— INPUT RECORDS —
──────

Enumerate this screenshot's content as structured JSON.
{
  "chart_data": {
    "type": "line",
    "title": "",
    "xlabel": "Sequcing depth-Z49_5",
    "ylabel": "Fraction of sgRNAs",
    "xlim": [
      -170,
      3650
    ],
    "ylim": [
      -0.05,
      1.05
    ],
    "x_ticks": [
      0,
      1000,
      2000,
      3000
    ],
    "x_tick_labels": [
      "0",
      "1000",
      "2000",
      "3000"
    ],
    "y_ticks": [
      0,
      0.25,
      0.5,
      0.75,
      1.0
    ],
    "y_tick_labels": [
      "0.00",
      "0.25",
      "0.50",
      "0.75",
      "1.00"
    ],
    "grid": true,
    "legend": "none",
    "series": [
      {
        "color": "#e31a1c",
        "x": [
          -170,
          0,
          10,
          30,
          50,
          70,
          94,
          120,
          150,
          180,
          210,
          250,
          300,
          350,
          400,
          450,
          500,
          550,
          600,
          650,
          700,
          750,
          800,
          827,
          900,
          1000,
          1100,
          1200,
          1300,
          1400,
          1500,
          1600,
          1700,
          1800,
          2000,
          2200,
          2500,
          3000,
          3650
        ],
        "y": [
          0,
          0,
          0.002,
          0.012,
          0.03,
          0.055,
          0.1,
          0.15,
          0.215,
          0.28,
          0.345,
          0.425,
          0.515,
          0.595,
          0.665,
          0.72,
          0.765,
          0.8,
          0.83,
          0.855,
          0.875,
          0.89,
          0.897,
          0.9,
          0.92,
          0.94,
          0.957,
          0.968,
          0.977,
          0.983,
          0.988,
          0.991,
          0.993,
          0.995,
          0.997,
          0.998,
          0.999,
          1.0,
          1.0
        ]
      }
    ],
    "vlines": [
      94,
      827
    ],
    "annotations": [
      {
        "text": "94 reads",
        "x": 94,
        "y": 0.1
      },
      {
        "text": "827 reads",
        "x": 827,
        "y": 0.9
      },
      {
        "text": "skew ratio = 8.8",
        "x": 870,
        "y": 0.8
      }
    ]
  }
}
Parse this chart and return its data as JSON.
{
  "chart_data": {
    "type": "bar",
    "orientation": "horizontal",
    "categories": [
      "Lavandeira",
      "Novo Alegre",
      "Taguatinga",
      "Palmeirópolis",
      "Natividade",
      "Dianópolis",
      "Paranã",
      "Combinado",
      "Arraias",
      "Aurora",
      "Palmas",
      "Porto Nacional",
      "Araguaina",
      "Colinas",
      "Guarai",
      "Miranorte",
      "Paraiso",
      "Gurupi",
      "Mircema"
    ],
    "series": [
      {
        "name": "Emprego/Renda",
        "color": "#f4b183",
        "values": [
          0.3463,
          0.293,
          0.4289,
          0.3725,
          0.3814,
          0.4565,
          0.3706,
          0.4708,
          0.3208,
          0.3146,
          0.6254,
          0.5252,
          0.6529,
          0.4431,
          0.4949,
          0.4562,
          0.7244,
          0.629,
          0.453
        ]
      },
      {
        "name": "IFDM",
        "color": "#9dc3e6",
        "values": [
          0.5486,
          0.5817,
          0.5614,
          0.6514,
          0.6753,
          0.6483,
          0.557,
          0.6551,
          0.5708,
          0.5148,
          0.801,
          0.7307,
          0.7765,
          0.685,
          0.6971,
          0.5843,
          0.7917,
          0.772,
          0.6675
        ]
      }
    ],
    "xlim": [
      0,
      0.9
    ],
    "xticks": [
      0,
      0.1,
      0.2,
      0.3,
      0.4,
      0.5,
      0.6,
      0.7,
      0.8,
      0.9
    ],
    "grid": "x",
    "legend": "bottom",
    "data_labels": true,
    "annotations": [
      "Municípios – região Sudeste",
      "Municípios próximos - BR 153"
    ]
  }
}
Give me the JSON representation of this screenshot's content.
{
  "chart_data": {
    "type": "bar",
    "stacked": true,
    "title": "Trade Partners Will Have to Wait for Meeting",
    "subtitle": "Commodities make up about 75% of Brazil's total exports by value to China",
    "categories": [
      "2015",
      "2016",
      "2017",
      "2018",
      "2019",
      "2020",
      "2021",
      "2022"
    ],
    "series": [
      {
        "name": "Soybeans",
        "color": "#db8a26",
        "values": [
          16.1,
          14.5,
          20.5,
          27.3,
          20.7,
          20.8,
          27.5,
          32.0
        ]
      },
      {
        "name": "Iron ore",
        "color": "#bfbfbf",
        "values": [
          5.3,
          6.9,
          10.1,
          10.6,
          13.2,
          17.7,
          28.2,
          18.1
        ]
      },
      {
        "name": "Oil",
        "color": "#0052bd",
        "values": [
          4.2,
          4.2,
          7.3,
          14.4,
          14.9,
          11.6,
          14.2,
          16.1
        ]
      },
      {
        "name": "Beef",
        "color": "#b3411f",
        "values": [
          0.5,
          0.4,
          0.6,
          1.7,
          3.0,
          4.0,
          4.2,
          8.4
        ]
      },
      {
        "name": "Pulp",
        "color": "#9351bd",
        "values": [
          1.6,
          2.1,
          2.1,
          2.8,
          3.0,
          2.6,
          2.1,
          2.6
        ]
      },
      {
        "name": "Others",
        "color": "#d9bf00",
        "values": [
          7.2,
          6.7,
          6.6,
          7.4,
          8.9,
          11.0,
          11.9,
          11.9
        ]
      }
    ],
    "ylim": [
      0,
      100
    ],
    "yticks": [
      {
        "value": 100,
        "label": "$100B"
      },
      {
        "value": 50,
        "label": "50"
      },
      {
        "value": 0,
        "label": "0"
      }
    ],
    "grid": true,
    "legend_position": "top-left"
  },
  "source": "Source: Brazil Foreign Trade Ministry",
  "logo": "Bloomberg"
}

──────

Show the lines of the material that contain the word "Trade".

    "title": "Trade Partners Will Have to Wait for Meeting",
  "source": "Source: Brazil Foreign Trade Ministry",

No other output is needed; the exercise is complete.